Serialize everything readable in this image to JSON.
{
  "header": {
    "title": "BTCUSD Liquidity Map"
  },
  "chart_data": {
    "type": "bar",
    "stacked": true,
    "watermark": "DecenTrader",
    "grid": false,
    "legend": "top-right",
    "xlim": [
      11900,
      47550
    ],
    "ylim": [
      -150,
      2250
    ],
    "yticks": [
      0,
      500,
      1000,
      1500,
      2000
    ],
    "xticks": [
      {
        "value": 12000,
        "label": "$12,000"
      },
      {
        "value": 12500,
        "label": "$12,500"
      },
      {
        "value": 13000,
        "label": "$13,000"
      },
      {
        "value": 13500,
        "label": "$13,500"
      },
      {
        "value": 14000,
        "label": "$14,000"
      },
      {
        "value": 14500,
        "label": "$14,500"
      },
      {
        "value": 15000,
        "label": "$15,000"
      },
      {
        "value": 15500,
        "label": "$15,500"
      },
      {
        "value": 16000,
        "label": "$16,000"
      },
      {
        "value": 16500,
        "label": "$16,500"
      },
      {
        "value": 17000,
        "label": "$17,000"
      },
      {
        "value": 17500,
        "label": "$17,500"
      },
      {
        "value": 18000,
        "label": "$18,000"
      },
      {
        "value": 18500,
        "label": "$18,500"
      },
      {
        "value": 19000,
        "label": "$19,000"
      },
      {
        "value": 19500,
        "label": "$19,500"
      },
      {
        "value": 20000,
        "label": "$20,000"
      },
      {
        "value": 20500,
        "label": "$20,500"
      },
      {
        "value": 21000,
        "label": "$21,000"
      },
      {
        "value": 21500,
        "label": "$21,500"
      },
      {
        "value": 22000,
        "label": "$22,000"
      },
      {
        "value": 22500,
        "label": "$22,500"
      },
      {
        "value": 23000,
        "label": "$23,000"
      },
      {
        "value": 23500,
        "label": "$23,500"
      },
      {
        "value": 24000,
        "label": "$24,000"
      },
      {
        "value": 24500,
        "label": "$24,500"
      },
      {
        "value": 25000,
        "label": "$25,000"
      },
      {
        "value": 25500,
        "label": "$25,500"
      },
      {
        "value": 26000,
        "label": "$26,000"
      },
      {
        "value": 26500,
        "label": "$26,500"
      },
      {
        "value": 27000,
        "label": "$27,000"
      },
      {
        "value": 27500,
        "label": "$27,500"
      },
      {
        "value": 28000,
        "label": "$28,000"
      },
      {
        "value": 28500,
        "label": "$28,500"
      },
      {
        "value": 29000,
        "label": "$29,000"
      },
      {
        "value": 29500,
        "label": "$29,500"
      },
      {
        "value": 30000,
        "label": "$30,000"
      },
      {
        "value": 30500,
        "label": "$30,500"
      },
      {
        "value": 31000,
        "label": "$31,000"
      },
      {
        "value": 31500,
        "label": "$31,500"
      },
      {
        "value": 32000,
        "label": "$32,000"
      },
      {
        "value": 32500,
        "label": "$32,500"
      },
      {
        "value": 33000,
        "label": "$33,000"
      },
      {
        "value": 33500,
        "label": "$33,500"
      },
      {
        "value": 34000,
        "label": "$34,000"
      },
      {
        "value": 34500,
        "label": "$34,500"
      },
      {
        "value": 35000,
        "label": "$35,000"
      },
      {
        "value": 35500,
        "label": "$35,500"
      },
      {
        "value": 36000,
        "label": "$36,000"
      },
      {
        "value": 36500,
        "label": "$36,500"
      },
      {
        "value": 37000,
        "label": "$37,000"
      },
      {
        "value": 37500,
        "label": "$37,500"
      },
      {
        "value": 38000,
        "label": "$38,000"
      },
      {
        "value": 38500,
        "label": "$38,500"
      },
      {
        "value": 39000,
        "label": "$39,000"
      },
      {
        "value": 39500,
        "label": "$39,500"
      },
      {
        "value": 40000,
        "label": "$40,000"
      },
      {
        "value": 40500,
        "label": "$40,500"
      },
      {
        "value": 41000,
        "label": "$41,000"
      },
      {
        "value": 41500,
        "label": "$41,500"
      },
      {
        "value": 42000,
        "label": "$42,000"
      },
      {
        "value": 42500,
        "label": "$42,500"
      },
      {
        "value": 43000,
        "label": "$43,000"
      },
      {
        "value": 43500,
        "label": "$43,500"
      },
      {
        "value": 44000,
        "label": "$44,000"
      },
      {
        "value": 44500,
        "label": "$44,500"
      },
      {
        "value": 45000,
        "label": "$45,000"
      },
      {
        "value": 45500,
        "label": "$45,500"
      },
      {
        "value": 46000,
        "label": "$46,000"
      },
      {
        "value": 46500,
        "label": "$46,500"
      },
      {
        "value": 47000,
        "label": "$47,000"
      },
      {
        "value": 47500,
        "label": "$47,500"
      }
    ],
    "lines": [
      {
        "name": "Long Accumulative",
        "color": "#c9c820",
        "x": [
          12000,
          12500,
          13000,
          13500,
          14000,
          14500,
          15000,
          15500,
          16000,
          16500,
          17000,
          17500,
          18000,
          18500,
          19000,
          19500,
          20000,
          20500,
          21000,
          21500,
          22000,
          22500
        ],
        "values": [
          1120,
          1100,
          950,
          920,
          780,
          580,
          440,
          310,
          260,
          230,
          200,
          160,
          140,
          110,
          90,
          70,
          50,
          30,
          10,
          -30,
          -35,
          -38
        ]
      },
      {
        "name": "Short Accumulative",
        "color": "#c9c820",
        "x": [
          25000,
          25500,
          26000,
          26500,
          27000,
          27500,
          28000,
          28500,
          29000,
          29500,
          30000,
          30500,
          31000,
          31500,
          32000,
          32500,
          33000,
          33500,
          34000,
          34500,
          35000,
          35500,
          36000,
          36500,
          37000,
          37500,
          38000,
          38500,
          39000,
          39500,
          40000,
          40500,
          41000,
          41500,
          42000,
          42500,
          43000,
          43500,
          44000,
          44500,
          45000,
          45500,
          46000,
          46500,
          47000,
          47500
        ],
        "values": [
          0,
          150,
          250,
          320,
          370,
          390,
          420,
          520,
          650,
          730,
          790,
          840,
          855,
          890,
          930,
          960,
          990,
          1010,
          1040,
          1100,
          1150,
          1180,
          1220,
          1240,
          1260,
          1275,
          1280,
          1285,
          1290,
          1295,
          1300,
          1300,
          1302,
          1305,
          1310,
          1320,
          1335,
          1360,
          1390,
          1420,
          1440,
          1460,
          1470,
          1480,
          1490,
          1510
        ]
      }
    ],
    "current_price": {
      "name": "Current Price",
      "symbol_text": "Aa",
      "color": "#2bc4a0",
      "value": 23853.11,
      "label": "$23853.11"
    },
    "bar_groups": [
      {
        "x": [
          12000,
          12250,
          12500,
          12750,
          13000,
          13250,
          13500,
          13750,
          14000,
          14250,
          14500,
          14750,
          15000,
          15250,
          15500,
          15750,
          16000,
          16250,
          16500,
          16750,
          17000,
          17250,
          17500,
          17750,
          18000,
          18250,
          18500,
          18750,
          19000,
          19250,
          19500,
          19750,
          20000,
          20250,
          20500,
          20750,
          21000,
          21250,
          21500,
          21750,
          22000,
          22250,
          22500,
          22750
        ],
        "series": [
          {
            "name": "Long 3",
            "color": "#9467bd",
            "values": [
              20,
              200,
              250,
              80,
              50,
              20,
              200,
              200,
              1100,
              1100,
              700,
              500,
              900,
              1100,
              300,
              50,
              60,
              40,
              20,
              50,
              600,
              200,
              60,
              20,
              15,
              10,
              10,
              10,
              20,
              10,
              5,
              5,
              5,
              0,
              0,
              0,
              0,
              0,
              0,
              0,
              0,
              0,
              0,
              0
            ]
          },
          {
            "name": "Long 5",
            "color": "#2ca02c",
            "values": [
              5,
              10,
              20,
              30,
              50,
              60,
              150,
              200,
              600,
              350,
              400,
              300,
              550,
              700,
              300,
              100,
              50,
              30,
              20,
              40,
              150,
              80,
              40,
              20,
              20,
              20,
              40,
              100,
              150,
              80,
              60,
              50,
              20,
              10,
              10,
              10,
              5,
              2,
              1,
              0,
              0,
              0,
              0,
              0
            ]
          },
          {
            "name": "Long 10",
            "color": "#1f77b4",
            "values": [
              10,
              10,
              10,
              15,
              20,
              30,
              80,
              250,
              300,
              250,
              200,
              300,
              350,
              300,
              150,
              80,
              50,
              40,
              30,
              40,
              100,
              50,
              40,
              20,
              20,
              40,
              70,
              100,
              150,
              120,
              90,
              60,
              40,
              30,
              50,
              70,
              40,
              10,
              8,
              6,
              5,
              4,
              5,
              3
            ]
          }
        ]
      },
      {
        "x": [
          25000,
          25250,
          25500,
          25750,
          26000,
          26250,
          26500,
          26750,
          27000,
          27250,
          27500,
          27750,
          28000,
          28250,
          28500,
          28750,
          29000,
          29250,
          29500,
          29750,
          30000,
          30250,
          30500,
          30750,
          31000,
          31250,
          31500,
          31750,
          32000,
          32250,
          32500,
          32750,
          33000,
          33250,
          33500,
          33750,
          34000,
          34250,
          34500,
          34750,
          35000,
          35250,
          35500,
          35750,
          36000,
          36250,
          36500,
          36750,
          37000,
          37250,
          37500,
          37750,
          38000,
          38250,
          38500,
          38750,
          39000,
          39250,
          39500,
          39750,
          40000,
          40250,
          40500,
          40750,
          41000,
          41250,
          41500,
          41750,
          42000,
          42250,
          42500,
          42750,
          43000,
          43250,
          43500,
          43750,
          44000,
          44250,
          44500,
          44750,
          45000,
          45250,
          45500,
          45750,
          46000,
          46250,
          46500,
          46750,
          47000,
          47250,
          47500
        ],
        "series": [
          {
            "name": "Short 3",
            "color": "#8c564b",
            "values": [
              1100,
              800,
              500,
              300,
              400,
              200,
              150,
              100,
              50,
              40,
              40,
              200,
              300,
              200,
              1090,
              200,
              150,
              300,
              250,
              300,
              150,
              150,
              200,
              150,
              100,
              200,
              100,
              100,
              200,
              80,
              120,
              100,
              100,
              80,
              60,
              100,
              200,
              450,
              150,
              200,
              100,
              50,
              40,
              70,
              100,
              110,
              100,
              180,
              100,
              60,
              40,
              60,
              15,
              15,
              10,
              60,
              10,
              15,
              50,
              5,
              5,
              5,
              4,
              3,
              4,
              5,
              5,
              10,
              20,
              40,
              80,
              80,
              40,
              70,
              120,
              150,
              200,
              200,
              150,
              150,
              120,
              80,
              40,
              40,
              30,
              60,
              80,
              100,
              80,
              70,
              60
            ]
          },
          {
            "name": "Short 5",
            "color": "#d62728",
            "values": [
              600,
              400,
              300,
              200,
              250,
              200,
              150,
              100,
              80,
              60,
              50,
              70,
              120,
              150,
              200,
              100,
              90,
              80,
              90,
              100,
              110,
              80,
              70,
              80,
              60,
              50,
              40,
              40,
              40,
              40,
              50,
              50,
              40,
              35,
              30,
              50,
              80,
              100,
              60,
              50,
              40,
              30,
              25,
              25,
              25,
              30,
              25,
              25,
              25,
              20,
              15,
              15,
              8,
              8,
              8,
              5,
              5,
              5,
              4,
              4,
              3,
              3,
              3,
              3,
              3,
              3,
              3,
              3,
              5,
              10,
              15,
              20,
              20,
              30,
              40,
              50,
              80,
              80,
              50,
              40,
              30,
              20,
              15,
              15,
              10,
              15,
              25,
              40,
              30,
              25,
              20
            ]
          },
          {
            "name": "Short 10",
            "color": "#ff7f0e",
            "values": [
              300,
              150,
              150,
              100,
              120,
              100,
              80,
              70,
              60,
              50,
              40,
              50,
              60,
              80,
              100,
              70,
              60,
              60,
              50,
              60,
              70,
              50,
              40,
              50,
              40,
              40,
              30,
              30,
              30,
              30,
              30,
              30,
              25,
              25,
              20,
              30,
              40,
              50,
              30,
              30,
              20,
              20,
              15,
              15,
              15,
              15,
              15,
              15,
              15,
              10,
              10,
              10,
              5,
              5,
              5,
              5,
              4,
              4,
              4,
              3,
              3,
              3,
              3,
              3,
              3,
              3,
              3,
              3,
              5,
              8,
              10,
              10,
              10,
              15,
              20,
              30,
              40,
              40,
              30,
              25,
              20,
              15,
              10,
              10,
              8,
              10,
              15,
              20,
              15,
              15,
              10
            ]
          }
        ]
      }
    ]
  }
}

■ ■ ■ ■ ■

EXERCISE GOAL → Give the count of lines in the data shown above that contain "Short", and nothing else.

EXERCISE SOLUTION → 4